Challenge
Copy every entry exactly.

** Begin Supplied material **

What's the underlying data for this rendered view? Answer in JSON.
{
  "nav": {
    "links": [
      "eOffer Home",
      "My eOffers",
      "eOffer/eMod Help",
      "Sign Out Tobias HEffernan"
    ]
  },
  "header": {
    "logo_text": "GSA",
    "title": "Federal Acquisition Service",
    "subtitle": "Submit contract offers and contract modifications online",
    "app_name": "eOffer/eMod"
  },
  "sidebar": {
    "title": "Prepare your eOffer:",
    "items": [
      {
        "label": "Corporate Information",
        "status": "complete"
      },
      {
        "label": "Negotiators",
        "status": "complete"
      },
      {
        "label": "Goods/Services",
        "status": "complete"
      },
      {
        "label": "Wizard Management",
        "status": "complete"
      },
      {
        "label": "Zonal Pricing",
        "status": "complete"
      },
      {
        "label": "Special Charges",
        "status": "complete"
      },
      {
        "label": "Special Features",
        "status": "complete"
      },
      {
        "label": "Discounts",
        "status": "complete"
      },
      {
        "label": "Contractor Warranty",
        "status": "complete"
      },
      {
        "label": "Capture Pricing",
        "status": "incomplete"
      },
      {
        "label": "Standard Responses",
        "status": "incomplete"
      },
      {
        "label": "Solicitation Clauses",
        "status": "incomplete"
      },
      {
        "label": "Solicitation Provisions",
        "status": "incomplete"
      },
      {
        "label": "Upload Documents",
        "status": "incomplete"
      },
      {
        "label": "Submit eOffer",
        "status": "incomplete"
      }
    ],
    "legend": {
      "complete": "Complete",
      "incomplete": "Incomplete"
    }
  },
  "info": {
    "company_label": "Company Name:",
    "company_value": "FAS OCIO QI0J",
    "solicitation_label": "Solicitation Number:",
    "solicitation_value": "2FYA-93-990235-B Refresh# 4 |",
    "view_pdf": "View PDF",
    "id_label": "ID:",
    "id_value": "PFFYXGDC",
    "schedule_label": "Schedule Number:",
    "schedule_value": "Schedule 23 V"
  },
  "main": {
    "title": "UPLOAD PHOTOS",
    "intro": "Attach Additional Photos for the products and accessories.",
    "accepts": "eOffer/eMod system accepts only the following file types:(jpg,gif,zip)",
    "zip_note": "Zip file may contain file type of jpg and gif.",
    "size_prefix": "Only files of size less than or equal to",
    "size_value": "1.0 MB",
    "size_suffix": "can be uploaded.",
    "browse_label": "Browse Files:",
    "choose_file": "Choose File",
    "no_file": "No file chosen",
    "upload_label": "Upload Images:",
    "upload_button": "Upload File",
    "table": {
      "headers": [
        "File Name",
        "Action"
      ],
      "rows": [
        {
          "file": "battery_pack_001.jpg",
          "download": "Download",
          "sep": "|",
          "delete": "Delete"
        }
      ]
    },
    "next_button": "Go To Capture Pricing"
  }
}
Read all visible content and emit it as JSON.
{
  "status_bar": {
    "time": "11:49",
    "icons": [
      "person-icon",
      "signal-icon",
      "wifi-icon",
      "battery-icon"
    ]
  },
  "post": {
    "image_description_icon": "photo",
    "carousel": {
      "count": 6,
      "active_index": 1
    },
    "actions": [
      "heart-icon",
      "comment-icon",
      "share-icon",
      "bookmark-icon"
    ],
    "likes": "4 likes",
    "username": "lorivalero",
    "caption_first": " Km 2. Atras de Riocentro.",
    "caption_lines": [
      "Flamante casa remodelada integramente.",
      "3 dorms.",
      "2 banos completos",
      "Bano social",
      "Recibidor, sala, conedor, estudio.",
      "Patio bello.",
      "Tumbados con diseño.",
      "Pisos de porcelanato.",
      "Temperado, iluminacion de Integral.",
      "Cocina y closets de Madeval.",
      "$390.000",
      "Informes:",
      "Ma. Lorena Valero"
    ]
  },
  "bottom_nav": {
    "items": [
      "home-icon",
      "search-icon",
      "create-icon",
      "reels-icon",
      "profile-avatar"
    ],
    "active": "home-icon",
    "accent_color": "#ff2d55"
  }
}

** End Supplied material **

Task result
What's the underlying data for this rendered view? Answer in JSON.
{
  "nav": {
    "links": [
      "eOffer Home",
      "My eOffers",
      "eOffer/eMod Help",
      "Sign Out Tobias HEffernan"
    ]
  },
  "header": {
    "logo_text": "GSA",
    "title": "Federal Acquisition Service",
    "subtitle": "Submit contract offers and contract modifications online",
    "app_name": "eOffer/eMod"
  },
  "sidebar": {
    "title": "Prepare your eOffer:",
    "items": [
      {
        "label": "Corporate Information",
        "status": "complete"
      },
      {
        "label": "Negotiators",
        "status": "complete"
      },
      {
        "label": "Goods/Services",
        "status": "complete"
      },
      {
        "label": "Wizard Management",
        "status": "complete"
      },
      {
        "label": "Zonal Pricing",
        "status": "complete"
      },
      {
        "label": "Special Charges",
        "status": "complete"
      },
      {
        "label": "Special Features",
        "status": "complete"
      },
      {
        "label": "Discounts",
        "status": "complete"
      },
      {
        "label": "Contractor Warranty",
        "status": "complete"
      },
      {
        "label": "Capture Pricing",
        "status": "incomplete"
      },
      {
        "label": "Standard Responses",
        "status": "incomplete"
      },
      {
        "label": "Solicitation Clauses",
        "status": "incomplete"
      },
      {
        "label": "Solicitation Provisions",
        "status": "incomplete"
      },
      {
        "label": "Upload Documents",
        "status": "incomplete"
      },
      {
        "label": "Submit eOffer",
        "status": "incomplete"
      }
    ],
    "legend": {
      "complete": "Complete",
      "incomplete": "Incomplete"
    }
  },
  "info": {
    "company_label": "Company Name:",
    "company_value": "FAS OCIO QI0J",
    "solicitation_label": "Solicitation Number:",
    "solicitation_value": "2FYA-93-990235-B Refresh# 4 |",
    "view_pdf": "View PDF",
    "id_label": "ID:",
    "id_value": "PFFYXGDC",
    "schedule_label": "Schedule Number:",
    "schedule_value": "Schedule 23 V"
  },
  "main": {
    "title": "UPLOAD PHOTOS",
    "intro": "Attach Additional Photos for the products and accessories.",
    "accepts": "eOffer/eMod system accepts only the following file types:(jpg,gif,zip)",
    "zip_note": "Zip file may contain file type of jpg and gif.",
    "size_prefix": "Only files of size less than or equal to",
    "size_value": "1.0 MB",
    "size_suffix": "can be uploaded.",
    "browse_label": "Browse Files:",
    "choose_file": "Choose File",
    "no_file": "No file chosen",
    "upload_label": "Upload Images:",
    "upload_button": "Upload File",
    "table": {
      "headers": [
        "File Name",
        "Action"
      ],
      "rows": [
        {
          "file": "battery_pack_001.jpg",
          "download": "Download",
          "sep": "|",
          "delete": "Delete"
        }
      ]
    },
    "next_button": "Go To Capture Pricing"
  }
}
Read all visible content and emit it as JSON.
{
  "status_bar": {
    "time": "11:49",
    "icons": [
      "person-icon",
      "signal-icon",
      "wifi-icon",
      "battery-icon"
    ]
  },
  "post": {
    "image_description_icon": "photo",
    "carousel": {
      "count": 6,
      "active_index": 1
    },
    "actions": [
      "heart-icon",
      "comment-icon",
      "share-icon",
      "bookmark-icon"
    ],
    "likes": "4 likes",
    "username": "lorivalero",
    "caption_first": " Km 2. Atras de Riocentro.",
    "caption_lines": [
      "Flamante casa remodelada integramente.",
      "3 dorms.",
      "2 banos completos",
      "Bano social",
      "Recibidor, sala, conedor, estudio.",
      "Patio bello.",
      "Tumbados con diseño.",
      "Pisos de porcelanato.",
      "Temperado, iluminacion de Integral.",
      "Cocina y closets de Madeval.",
      "$390.000",
      "Informes:",
      "Ma. Lorena Valero"
    ]
  },
  "bottom_nav": {
    "items": [
      "home-icon",
      "search-icon",
      "create-icon",
      "reels-icon",
      "profile-avatar"
    ],
    "active": "home-icon",
    "accent_color": "#ff2d55"
  }
}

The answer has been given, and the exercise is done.